• INSTRUCTIONS FOR THE TASK: Reproduce every line in the listing that contains the word "pckt".
══ DATASET EXTRACT ══
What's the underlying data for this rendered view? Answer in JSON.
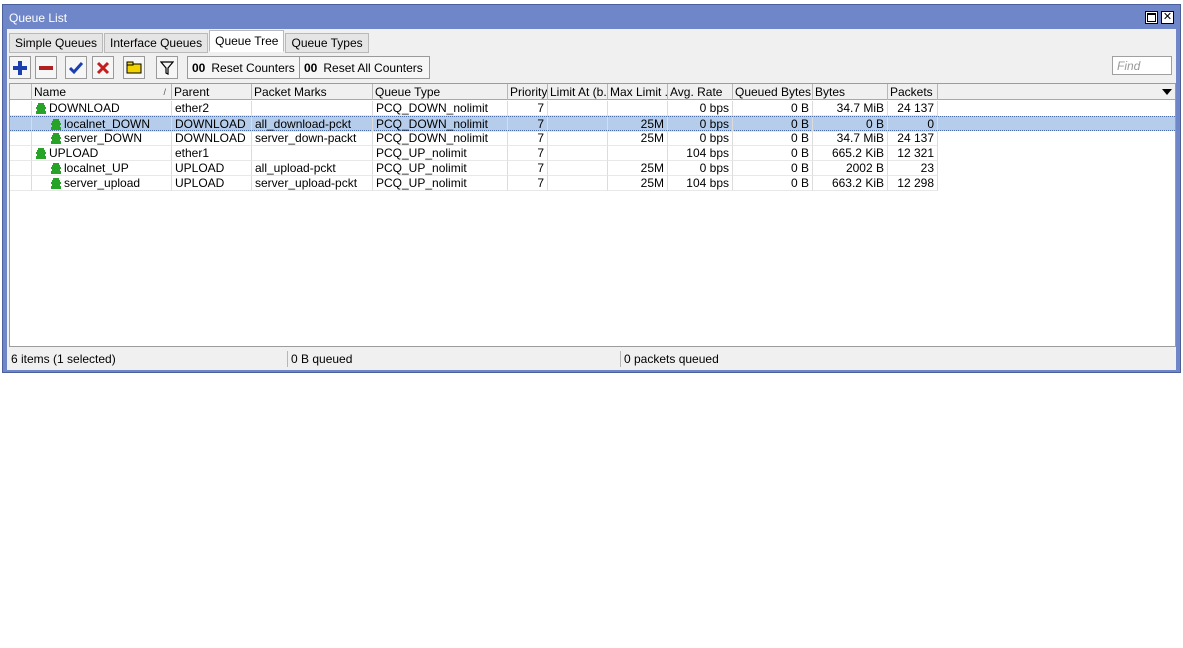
{
  "window": {
    "title": "Queue List"
  },
  "tabs": [
    {
      "label": "Simple Queues",
      "active": false
    },
    {
      "label": "Interface Queues",
      "active": false
    },
    {
      "label": "Queue Tree",
      "active": true
    },
    {
      "label": "Queue Types",
      "active": false
    }
  ],
  "toolbar": {
    "reset_counters": "Reset Counters",
    "reset_all_counters": "Reset All Counters",
    "counter_glyph": "00",
    "find_placeholder": "Find"
  },
  "table": {
    "columns": [
      "Name",
      "Parent",
      "Packet Marks",
      "Queue Type",
      "Priority",
      "Limit At (b...",
      "Max Limit ...",
      "Avg. Rate",
      "Queued Bytes",
      "Bytes",
      "Packets"
    ],
    "rows": [
      {
        "name": "DOWNLOAD",
        "level": 0,
        "parent": "ether2",
        "packet_marks": "",
        "queue_type": "PCQ_DOWN_nolimit",
        "priority": "7",
        "limit_at": "",
        "max_limit": "",
        "avg_rate": "0 bps",
        "queued_bytes": "0 B",
        "bytes": "34.7 MiB",
        "packets": "24 137",
        "selected": false
      },
      {
        "name": "localnet_DOWN",
        "level": 1,
        "parent": "DOWNLOAD",
        "packet_marks": "all_download-pckt",
        "queue_type": "PCQ_DOWN_nolimit",
        "priority": "7",
        "limit_at": "",
        "max_limit": "25M",
        "avg_rate": "0 bps",
        "queued_bytes": "0 B",
        "bytes": "0 B",
        "packets": "0",
        "selected": true
      },
      {
        "name": "server_DOWN",
        "level": 1,
        "parent": "DOWNLOAD",
        "packet_marks": "server_down-packt",
        "queue_type": "PCQ_DOWN_nolimit",
        "priority": "7",
        "limit_at": "",
        "max_limit": "25M",
        "avg_rate": "0 bps",
        "queued_bytes": "0 B",
        "bytes": "34.7 MiB",
        "packets": "24 137",
        "selected": false
      },
      {
        "name": "UPLOAD",
        "level": 0,
        "parent": "ether1",
        "packet_marks": "",
        "queue_type": "PCQ_UP_nolimit",
        "priority": "7",
        "limit_at": "",
        "max_limit": "",
        "avg_rate": "104 bps",
        "queued_bytes": "0 B",
        "bytes": "665.2 KiB",
        "packets": "12 321",
        "selected": false
      },
      {
        "name": "localnet_UP",
        "level": 1,
        "parent": "UPLOAD",
        "packet_marks": "all_upload-pckt",
        "queue_type": "PCQ_UP_nolimit",
        "priority": "7",
        "limit_at": "",
        "max_limit": "25M",
        "avg_rate": "0 bps",
        "queued_bytes": "0 B",
        "bytes": "2002 B",
        "packets": "23",
        "selected": false
      },
      {
        "name": "server_upload",
        "level": 1,
        "parent": "UPLOAD",
        "packet_marks": "server_upload-pckt",
        "queue_type": "PCQ_UP_nolimit",
        "priority": "7",
        "limit_at": "",
        "max_limit": "25M",
        "avg_rate": "104 bps",
        "queued_bytes": "0 B",
        "bytes": "663.2 KiB",
        "packets": "12 298",
        "selected": false
      }
    ]
  },
  "status": {
    "items": "6 items (1 selected)",
    "queued_bytes": "0 B queued",
    "queued_packets": "0 packets queued"
  },
  "colors": {
    "titlebar": "#6f86c8",
    "selection": "#b5cdea",
    "queue_icon": "#27a327"
  },
  "icons": {
    "queue": "queue-icon",
    "add": "plus-icon",
    "remove": "minus-icon",
    "enable": "check-icon",
    "disable": "x-icon",
    "comment": "comment-icon",
    "filter": "filter-icon"
  }
}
═══
• PROBLEM SOLUTION:
        "packet_marks": "all_download-pckt",
        "packet_marks": "all_upload-pckt",
        "packet_marks": "server_upload-pckt",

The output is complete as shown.